Extracto proporcionado:
------------------------------------------------------------

En realidad, los colombianos se aprestan a refrendar un acuerdo, que en la práctica implica la capitulación del estado colombiano frente a una guerrilla, cuyo objetivo final es la destrucción de las instituciones democráticas; en vistas a construir una utopía socialista de carácter autoritario. Porque no se puede considerar otra cosa que una capitulación, al hecho de que a través de este acuerdo se reforme la estructura política del estado para acomodarla a las aspiraciones y la visión de las FARC. Resulta inconcebible que el acuerdo contemple la asignación a dedo de diez curules en el parlamento durante ocho años y la creación de circunscripciones electorales especiales en los territorios controlados históricamente por las FARC y donde el acuerdo les garantizará mantener una influencia desproporcionada. Como si esto fuera poco, el acuerdo de paz elimina el umbral electoral mínimo que deben cumplir los partidos políticos para mantener su registro electoral, garantizando de este modo un mayor fraccionamiento de la representación parlamentaria y por ende un debilitamiento de la democracia.

Pero sin dudas lo más grave del acuerdo es la consagración de la impunidad para aquellos militantes de las FARC, que han cometido violaciones a los derechos humanos. El acuerdo contempla que los delitos cometidos por los miembros de las FARC no serán juzgados por la justicia ordinaria, sino que se creará una “Jurisdicción Especial para la Paz”, donde las FARC serán juez y parte, al tener la capacidad de influir en la designación de los jueces que llevarán a cabo esos procesos. El acuerdo no contempla la posibilidad de que quienes hayan cometido actos como reclutamiento de niños, violaciones, secuestros, torturas y asesinatos en masa, sean condenados a penas de reclusión; sino que serán sancionados con una simple “restricción de libertad de residencia”, un eufemismo que indica que podrán moverse libremente dentro de los territorios que quedarán bajo la tutela de las FARC.

Aunque el acuerdo contempla la renuncia de las FARC al narcotráfico para financiar sus actividades, resulta poco creíble que, de la noche a la mañana, renuncien a una “industria” que les ha dejado réditos multimillonarios. Lo más probable es que las FARC directa o indirectamente mantengan el control sobre el narcotráfico, lo cual unido a su participación garantizada en las instituciones políticas colombianas, constituye un coctel explosivo que puede poner en grave riesgo la subsistencia de la democracia en ese país.

La paz es sin lugar a dudas un valor y un deber universal. Pero la paz no es un valor absoluto, ya que la paz es fruto de la justicia y por lo tanto no debe ser alcanzada a cualquier costo. Una paz sin justicia, es una paz que está condenada a no perdurar.

------------------------------------------------------------

[Listados de elementos de maquetación enmarcados]

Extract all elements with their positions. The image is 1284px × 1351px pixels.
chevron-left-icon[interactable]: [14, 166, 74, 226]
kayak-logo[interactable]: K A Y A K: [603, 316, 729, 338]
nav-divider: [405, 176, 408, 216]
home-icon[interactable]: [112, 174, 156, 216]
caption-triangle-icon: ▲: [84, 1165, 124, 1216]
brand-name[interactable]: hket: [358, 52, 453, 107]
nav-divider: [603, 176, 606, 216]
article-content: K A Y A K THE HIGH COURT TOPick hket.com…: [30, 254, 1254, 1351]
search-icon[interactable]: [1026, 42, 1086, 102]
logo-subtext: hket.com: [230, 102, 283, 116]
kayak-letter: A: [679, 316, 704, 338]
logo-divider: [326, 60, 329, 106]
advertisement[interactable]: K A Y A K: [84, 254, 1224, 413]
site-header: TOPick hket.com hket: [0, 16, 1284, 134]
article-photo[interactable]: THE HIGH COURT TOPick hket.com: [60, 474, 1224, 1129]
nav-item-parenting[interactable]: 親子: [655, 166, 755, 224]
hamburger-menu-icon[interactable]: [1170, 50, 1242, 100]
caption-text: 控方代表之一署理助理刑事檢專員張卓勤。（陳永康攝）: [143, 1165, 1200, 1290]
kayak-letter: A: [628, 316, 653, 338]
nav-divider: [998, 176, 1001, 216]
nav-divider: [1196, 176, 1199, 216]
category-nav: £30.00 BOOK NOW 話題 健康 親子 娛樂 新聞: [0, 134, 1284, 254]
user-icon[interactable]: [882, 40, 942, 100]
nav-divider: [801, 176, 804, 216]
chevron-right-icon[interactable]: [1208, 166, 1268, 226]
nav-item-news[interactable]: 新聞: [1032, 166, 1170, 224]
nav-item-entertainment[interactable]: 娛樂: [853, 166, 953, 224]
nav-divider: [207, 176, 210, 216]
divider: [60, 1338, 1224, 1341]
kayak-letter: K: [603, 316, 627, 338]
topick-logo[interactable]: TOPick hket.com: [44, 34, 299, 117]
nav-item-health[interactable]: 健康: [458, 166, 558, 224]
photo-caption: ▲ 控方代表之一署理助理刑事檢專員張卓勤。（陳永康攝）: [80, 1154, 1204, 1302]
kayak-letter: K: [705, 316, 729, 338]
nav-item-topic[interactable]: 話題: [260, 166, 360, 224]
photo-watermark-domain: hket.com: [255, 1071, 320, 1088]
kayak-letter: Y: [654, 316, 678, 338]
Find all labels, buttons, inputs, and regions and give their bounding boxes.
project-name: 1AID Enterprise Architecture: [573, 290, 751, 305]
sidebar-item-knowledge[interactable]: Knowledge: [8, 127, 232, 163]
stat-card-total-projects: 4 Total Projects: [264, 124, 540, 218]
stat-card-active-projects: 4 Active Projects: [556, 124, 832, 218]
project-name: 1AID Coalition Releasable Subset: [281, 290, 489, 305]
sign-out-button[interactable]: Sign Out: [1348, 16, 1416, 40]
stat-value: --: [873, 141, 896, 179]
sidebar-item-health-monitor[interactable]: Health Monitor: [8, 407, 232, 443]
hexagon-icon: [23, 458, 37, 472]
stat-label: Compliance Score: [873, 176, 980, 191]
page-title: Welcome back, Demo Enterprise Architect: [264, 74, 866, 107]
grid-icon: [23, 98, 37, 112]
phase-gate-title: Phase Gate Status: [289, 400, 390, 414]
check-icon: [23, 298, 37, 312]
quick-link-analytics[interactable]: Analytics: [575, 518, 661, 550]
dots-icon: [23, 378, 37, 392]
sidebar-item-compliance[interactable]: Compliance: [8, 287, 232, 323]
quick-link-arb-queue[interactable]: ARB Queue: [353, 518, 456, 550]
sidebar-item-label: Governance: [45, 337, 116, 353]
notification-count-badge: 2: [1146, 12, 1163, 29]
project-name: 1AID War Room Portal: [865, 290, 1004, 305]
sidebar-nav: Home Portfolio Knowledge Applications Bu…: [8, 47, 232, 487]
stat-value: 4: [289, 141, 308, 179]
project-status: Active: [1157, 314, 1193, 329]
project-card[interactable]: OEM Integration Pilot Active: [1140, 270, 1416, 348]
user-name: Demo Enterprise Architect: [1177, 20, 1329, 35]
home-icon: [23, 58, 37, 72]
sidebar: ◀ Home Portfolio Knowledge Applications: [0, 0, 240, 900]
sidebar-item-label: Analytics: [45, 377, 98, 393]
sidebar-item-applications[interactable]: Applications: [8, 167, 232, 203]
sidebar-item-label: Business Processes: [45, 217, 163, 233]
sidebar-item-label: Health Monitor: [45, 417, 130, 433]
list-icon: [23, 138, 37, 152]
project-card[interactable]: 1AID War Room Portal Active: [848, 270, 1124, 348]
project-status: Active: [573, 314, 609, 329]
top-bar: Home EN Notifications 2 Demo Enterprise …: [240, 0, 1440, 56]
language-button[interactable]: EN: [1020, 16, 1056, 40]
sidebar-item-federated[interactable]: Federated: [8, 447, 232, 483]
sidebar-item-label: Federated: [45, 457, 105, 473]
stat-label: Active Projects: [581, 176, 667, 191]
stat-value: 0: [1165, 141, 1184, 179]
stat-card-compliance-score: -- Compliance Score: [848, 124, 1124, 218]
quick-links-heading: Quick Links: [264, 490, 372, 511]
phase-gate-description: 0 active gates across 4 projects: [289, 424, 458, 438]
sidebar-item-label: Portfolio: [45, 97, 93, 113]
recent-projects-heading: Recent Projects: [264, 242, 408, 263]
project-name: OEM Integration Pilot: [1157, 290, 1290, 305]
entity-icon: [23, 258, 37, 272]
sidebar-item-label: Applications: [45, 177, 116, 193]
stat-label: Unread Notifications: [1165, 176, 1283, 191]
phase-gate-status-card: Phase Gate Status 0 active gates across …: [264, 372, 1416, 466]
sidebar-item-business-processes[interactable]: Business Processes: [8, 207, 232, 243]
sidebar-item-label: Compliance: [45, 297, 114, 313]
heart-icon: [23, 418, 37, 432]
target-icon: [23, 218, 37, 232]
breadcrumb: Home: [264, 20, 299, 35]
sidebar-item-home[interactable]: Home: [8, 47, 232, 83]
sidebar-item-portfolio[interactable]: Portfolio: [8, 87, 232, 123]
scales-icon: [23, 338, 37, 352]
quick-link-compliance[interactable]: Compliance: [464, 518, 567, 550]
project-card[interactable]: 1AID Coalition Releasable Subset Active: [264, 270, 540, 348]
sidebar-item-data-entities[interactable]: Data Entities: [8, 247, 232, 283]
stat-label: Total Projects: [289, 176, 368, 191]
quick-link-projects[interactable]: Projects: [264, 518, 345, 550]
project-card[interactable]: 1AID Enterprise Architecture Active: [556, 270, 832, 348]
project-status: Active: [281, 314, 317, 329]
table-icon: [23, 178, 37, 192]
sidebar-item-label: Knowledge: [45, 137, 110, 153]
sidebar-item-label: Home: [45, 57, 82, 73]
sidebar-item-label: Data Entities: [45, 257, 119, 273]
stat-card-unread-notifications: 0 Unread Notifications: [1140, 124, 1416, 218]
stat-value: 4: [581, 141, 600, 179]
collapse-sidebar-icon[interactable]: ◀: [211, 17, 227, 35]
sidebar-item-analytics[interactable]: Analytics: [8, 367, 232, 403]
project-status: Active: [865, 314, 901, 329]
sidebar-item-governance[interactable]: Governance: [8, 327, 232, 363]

------------------------------------------------------------

Objetivos:
1. Enumera los actos que, según el texto sobre el acuerdo de paz con las FARC, no podrán castigarse con penas de reclusión.
2. Transcribe literalmente las líneas del listado desde su comienzo hasta la línea que contiene "caption-triangle-icon: ▲: [84, 1165, 124, 1216]", ambas incluidas.

Soluciones:
1.
- Reclutamiento de niños
- Violaciones
- Secuestros
- Torturas
- Asesinatos en masa

2.
Extract all elements with their positions. The image is 1284px × 1351px pixels.
chevron-left-icon[interactable]: [14, 166, 74, 226]
kayak-logo[interactable]: K A Y A K: [603, 316, 729, 338]
nav-divider: [405, 176, 408, 216]
home-icon[interactable]: [112, 174, 156, 216]
caption-triangle-icon: ▲: [84, 1165, 124, 1216]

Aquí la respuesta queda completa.